Task
In the listing that follows, count the lines holding the word "Negro" and report only that number.
---------- Raw records
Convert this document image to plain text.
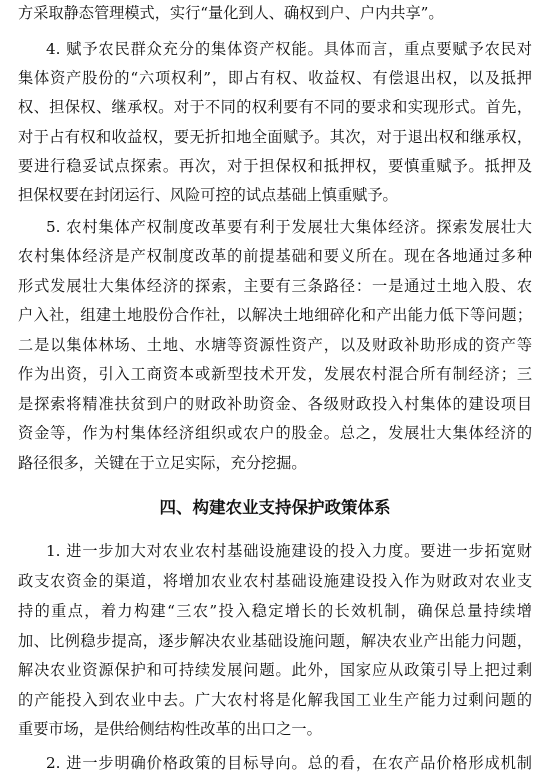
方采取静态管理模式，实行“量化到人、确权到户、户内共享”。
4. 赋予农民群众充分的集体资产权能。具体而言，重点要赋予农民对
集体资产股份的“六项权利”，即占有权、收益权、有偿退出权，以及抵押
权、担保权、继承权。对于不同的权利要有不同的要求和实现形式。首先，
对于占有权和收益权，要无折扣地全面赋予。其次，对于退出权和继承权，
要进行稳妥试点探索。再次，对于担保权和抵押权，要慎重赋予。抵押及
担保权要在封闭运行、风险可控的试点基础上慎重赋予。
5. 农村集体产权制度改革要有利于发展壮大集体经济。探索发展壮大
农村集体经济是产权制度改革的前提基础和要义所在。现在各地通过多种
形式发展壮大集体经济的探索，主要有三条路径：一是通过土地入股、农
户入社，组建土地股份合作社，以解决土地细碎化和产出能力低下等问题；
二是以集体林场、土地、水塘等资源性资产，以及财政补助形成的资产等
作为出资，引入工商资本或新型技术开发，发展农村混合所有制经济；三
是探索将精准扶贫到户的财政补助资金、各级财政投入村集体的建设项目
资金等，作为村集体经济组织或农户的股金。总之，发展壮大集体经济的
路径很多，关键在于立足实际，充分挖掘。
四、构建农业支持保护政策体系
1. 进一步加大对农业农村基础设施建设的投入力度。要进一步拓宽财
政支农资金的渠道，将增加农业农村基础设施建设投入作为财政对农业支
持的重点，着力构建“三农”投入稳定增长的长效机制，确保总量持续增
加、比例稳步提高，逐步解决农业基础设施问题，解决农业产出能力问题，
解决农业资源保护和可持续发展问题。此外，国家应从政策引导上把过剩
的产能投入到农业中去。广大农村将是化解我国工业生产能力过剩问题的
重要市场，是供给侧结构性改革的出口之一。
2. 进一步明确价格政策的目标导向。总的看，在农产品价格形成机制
--------------------
---------- Raw records
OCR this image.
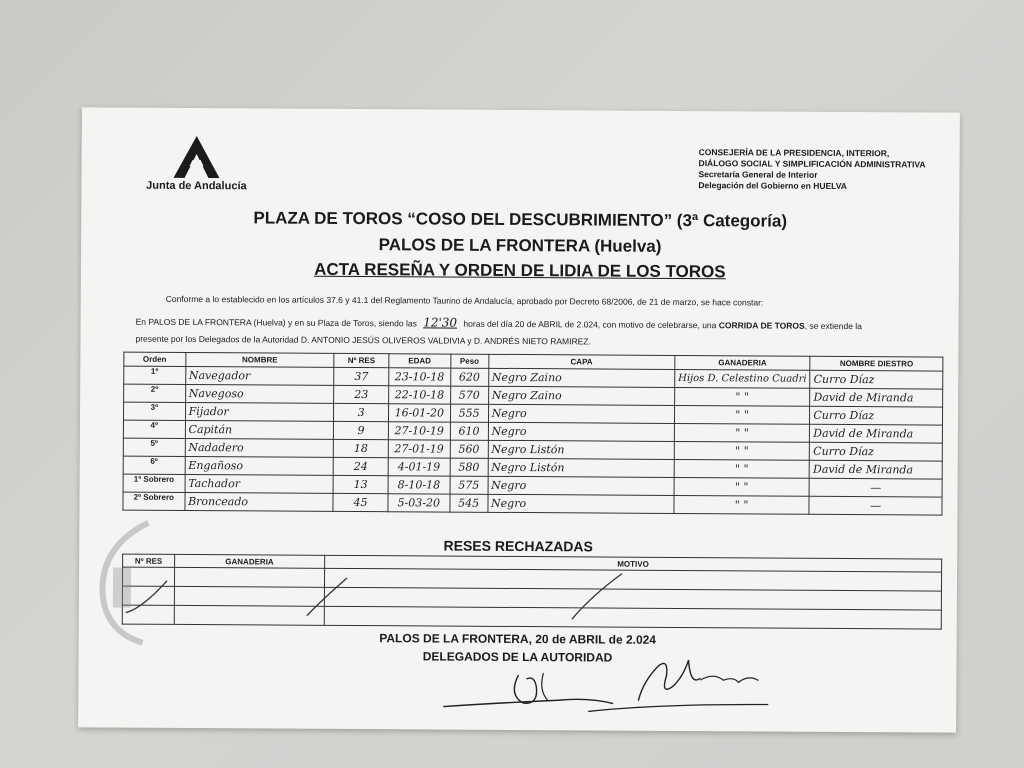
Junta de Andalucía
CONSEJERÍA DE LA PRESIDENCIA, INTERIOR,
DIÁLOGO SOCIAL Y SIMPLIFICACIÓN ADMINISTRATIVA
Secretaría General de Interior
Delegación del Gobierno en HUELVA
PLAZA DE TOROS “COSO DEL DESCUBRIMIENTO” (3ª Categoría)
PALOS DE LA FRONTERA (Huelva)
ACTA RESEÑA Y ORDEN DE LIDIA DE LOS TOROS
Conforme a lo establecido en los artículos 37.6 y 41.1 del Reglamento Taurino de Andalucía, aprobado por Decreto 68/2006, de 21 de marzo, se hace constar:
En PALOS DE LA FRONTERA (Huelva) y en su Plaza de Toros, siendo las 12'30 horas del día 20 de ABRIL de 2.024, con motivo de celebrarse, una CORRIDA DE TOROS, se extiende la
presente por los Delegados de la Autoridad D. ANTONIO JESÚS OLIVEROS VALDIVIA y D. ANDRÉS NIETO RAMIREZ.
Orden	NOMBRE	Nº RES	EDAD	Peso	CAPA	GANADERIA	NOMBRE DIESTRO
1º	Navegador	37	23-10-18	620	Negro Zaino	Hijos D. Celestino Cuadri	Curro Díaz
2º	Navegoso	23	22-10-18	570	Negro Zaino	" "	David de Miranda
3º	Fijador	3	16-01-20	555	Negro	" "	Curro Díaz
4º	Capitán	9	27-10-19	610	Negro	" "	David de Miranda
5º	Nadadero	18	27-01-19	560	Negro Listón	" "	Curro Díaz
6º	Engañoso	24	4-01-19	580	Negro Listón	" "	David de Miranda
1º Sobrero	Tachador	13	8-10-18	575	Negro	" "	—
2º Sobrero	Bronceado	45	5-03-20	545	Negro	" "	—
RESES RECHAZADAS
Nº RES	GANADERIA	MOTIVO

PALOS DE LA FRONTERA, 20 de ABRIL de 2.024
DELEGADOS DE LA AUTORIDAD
--------------------
---------- Raw records
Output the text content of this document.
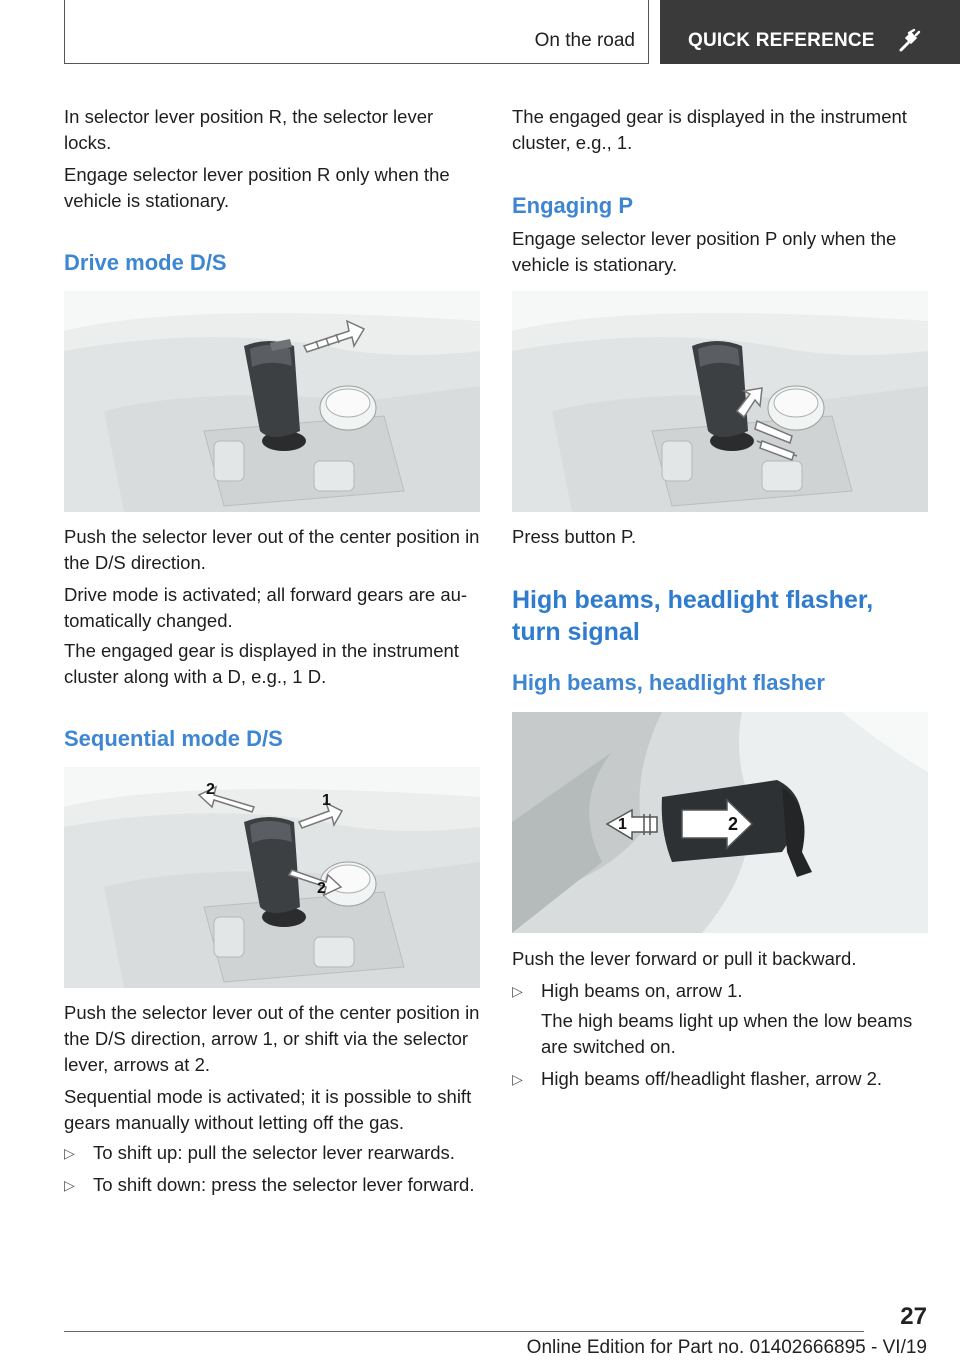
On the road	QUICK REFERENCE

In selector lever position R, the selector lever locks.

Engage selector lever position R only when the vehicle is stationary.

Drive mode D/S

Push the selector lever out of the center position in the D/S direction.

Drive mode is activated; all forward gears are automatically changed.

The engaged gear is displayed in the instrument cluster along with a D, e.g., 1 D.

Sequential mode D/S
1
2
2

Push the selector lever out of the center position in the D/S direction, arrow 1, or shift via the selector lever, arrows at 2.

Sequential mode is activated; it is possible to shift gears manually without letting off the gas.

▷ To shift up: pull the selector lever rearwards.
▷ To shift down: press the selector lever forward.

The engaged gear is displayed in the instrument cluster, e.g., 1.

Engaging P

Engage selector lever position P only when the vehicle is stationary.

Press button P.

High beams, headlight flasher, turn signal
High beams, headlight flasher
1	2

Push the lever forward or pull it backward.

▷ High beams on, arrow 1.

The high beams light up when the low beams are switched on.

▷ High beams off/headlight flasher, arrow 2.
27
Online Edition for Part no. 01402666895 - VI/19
--------------------
Exercise response
8